▶ TASK DESCRIPTION:
Find the word "foot" in the material below and gather every line that contains it.

-- START RECORDS SHOWN --

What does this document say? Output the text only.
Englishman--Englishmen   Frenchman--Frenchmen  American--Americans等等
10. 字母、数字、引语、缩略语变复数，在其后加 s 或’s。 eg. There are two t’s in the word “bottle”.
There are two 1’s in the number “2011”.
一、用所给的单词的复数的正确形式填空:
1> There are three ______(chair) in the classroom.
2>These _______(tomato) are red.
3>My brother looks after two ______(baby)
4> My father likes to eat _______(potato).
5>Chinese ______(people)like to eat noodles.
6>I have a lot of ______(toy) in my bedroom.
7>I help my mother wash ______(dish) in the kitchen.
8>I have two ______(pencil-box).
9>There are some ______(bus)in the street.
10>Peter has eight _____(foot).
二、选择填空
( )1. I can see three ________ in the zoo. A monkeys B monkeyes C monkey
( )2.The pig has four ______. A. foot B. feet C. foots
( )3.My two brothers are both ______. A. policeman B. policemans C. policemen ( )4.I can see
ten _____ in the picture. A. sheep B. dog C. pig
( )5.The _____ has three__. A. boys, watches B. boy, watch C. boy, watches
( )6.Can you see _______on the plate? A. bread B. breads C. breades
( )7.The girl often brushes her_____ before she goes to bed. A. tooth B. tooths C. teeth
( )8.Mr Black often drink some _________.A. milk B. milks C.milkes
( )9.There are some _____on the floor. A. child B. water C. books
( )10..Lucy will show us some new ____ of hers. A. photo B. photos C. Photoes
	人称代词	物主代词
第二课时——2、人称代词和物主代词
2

-- END RECORDS SHOWN --

▶ SOLUTION:
10>Peter has eight _____(foot).
( )2.The pig has four ______. A. foot B. feet C. foots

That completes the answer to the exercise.